▸ **Challenge**
Wherever the word "VIIIд" appears in a line, copy that line.

________________

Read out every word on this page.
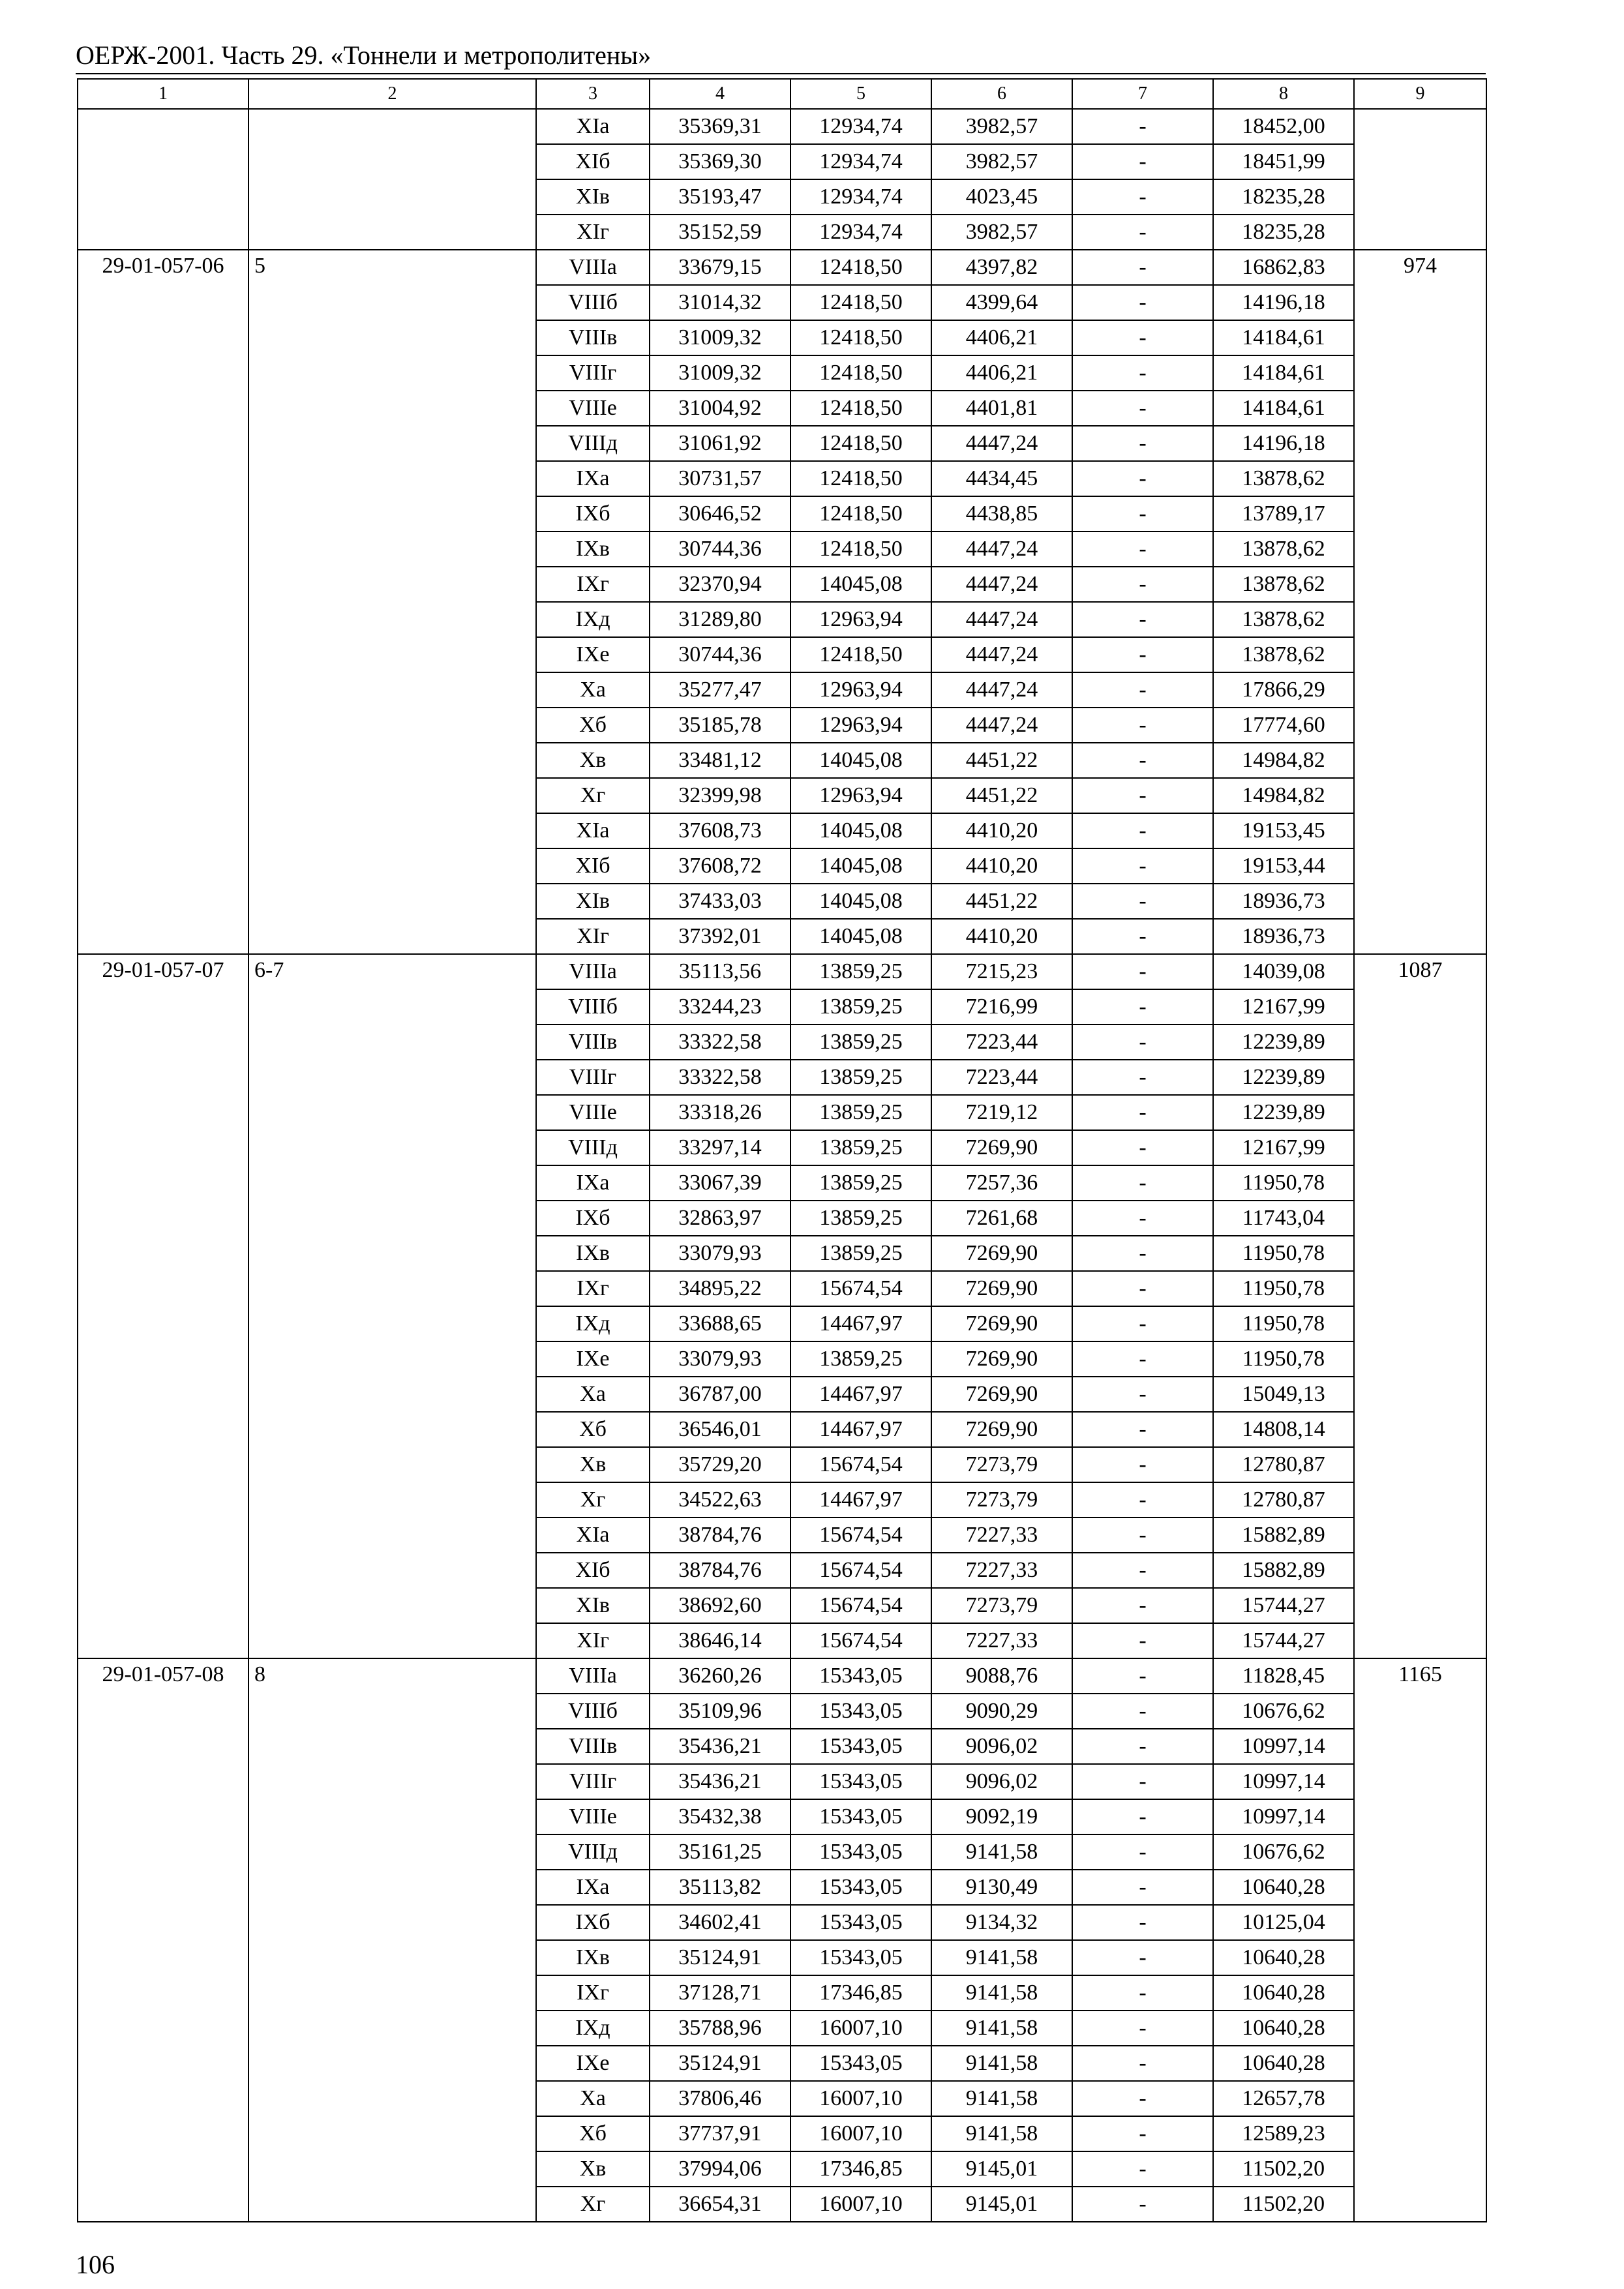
ОЕРЖ-2001. Часть 29. «Тоннели и метрополитены»
1	2	3	4	5	6	7	8	9
		XIа	35369,31	12934,74	3982,57	-	18452,00	
		XIб	35369,30	12934,74	3982,57	-	18451,99	
		XIв	35193,47	12934,74	4023,45	-	18235,28	
		XIг	35152,59	12934,74	3982,57	-	18235,28	
29-01-057-06	5	VIIIа	33679,15	12418,50	4397,82	-	16862,83	974
		VIIIб	31014,32	12418,50	4399,64	-	14196,18	
		VIIIв	31009,32	12418,50	4406,21	-	14184,61	
		VIIIг	31009,32	12418,50	4406,21	-	14184,61	
		VIIIе	31004,92	12418,50	4401,81	-	14184,61	
		VIIIд	31061,92	12418,50	4447,24	-	14196,18	
		IXа	30731,57	12418,50	4434,45	-	13878,62	
		IXб	30646,52	12418,50	4438,85	-	13789,17	
		IXв	30744,36	12418,50	4447,24	-	13878,62	
		IXг	32370,94	14045,08	4447,24	-	13878,62	
		IXд	31289,80	12963,94	4447,24	-	13878,62	
		IXе	30744,36	12418,50	4447,24	-	13878,62	
		Xа	35277,47	12963,94	4447,24	-	17866,29	
		Xб	35185,78	12963,94	4447,24	-	17774,60	
		Xв	33481,12	14045,08	4451,22	-	14984,82	
		Xг	32399,98	12963,94	4451,22	-	14984,82	
		XIа	37608,73	14045,08	4410,20	-	19153,45	
		XIб	37608,72	14045,08	4410,20	-	19153,44	
		XIв	37433,03	14045,08	4451,22	-	18936,73	
		XIг	37392,01	14045,08	4410,20	-	18936,73	
29-01-057-07	6-7	VIIIа	35113,56	13859,25	7215,23	-	14039,08	1087
		VIIIб	33244,23	13859,25	7216,99	-	12167,99	
		VIIIв	33322,58	13859,25	7223,44	-	12239,89	
		VIIIг	33322,58	13859,25	7223,44	-	12239,89	
		VIIIе	33318,26	13859,25	7219,12	-	12239,89	
		VIIIд	33297,14	13859,25	7269,90	-	12167,99	
		IXа	33067,39	13859,25	7257,36	-	11950,78	
		IXб	32863,97	13859,25	7261,68	-	11743,04	
		IXв	33079,93	13859,25	7269,90	-	11950,78	
		IXг	34895,22	15674,54	7269,90	-	11950,78	
		IXд	33688,65	14467,97	7269,90	-	11950,78	
		IXе	33079,93	13859,25	7269,90	-	11950,78	
		Xа	36787,00	14467,97	7269,90	-	15049,13	
		Xб	36546,01	14467,97	7269,90	-	14808,14	
		Xв	35729,20	15674,54	7273,79	-	12780,87	
		Xг	34522,63	14467,97	7273,79	-	12780,87	
		XIа	38784,76	15674,54	7227,33	-	15882,89	
		XIб	38784,76	15674,54	7227,33	-	15882,89	
		XIв	38692,60	15674,54	7273,79	-	15744,27	
		XIг	38646,14	15674,54	7227,33	-	15744,27	
29-01-057-08	8	VIIIа	36260,26	15343,05	9088,76	-	11828,45	1165
		VIIIб	35109,96	15343,05	9090,29	-	10676,62	
		VIIIв	35436,21	15343,05	9096,02	-	10997,14	
		VIIIг	35436,21	15343,05	9096,02	-	10997,14	
		VIIIе	35432,38	15343,05	9092,19	-	10997,14	
		VIIIд	35161,25	15343,05	9141,58	-	10676,62	
		IXа	35113,82	15343,05	9130,49	-	10640,28	
		IXб	34602,41	15343,05	9134,32	-	10125,04	
		IXв	35124,91	15343,05	9141,58	-	10640,28	
		IXг	37128,71	17346,85	9141,58	-	10640,28	
		IXд	35788,96	16007,10	9141,58	-	10640,28	
		IXе	35124,91	15343,05	9141,58	-	10640,28	
		Xа	37806,46	16007,10	9141,58	-	12657,78	
		Xб	37737,91	16007,10	9141,58	-	12589,23	
		Xв	37994,06	17346,85	9145,01	-	11502,20	
		Xг	36654,31	16007,10	9145,01	-	11502,20	
106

________________

▸ **Task output**
		VIIIд	31061,92	12418,50	4447,24	-	14196,18	
		VIIIд	33297,14	13859,25	7269,90	-	12167,99	
		VIIIд	35161,25	15343,05	9141,58	-	10676,62	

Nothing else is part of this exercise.